▶ Working data

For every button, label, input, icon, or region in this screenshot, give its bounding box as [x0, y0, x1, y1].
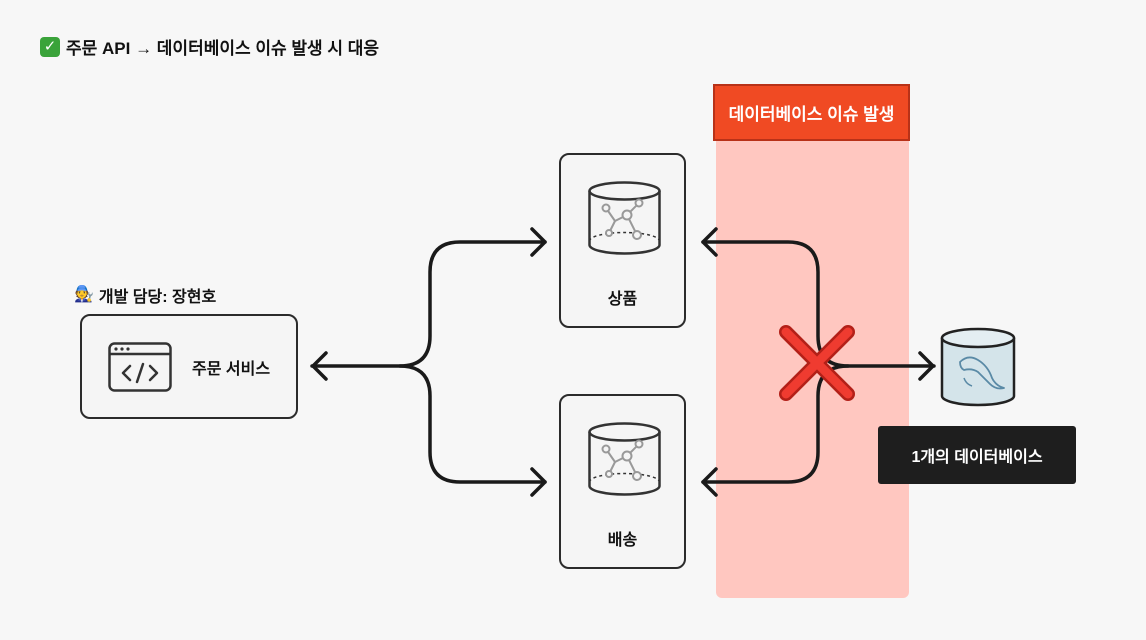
service-to-product-connector: [310, 240, 547, 368]
delivery-return-arrowhead: [701, 467, 718, 497]
developer-emoji-icon: 🧑‍🔧: [74, 286, 94, 303]
shared-db-to-delivery-connector: [701, 364, 850, 484]
shared-db-label: 1개의 데이터베이스: [878, 426, 1076, 484]
red-cross-icon: [779, 325, 855, 401]
graph-database-icon: [588, 181, 661, 255]
delivery-db-label: 배송: [607, 532, 638, 549]
product-db-node: 상품: [559, 153, 686, 328]
service-arrowhead: [311, 351, 328, 381]
service-to-delivery-connector: [398, 364, 547, 484]
owner-label-text: 개발 담당: 장현호: [98, 289, 217, 306]
delivery-db-node: 배송: [559, 394, 686, 569]
product-return-arrowhead: [701, 227, 718, 257]
order-service-label: 주문 서비스: [192, 360, 271, 378]
delivery-arrowhead: [530, 467, 547, 497]
code-window-icon: [108, 341, 172, 392]
mysql-database-icon: [940, 327, 1016, 407]
diagram-title: ✓ 주문 API → 데이터베이스 이슈 발생 시 대응: [40, 34, 379, 59]
graph-database-icon: [588, 422, 661, 496]
issue-badge: 데이터베이스 이슈 발생: [713, 84, 910, 141]
product-db-label: 상품: [607, 291, 638, 308]
owner-label: 🧑‍🔧 개발 담당: 장현호: [74, 283, 216, 307]
product-arrowhead: [530, 227, 547, 257]
order-service-node: 주문 서비스: [80, 314, 298, 419]
shared-db-arrowhead: [918, 351, 935, 381]
shared-db-to-product-connector: [701, 240, 936, 368]
check-mark-icon: ✓: [40, 36, 60, 57]
diagram-title-text: 주문 API → 데이터베이스 이슈 발생 시 대응: [66, 39, 380, 58]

▶ Instructions for the task
Please pull every line from the records above, word for word, and leave the pictures out of your answer.

▶ Expected answer
For every button, label, input, icon, or region in this screenshot, give its bounding box as [x0, y0, x1, y1].
service-to-product-connector: [310, 240, 547, 368]
delivery-return-arrowhead: [701, 467, 718, 497]
developer-emoji-icon: 🧑‍🔧: [74, 286, 94, 303]
shared-db-to-delivery-connector: [701, 364, 850, 484]
shared-db-label: 1개의 데이터베이스: [878, 426, 1076, 484]
red-cross-icon: [779, 325, 855, 401]
graph-database-icon: [588, 181, 661, 255]
delivery-db-label: 배송: [607, 532, 638, 549]
product-db-node: 상품: [559, 153, 686, 328]
service-arrowhead: [311, 351, 328, 381]
service-to-delivery-connector: [398, 364, 547, 484]
owner-label-text: 개발 담당: 장현호: [98, 289, 217, 306]
delivery-db-node: 배송: [559, 394, 686, 569]
product-return-arrowhead: [701, 227, 718, 257]
order-service-label: 주문 서비스: [192, 360, 271, 378]
delivery-arrowhead: [530, 467, 547, 497]
code-window-icon: [108, 341, 172, 392]
mysql-database-icon: [940, 327, 1016, 407]
diagram-title: ✓ 주문 API → 데이터베이스 이슈 발생 시 대응: [40, 34, 379, 59]
graph-database-icon: [588, 422, 661, 496]
issue-badge: 데이터베이스 이슈 발생: [713, 84, 910, 141]
product-db-label: 상품: [607, 291, 638, 308]
owner-label: 🧑‍🔧 개발 담당: 장현호: [74, 283, 216, 307]
product-arrowhead: [530, 227, 547, 257]
order-service-node: 주문 서비스: [80, 314, 298, 419]
shared-db-arrowhead: [918, 351, 935, 381]
shared-db-to-product-connector: [701, 240, 936, 368]
check-mark-icon: ✓: [40, 36, 60, 57]
diagram-title-text: 주문 API → 데이터베이스 이슈 발생 시 대응: [66, 39, 380, 58]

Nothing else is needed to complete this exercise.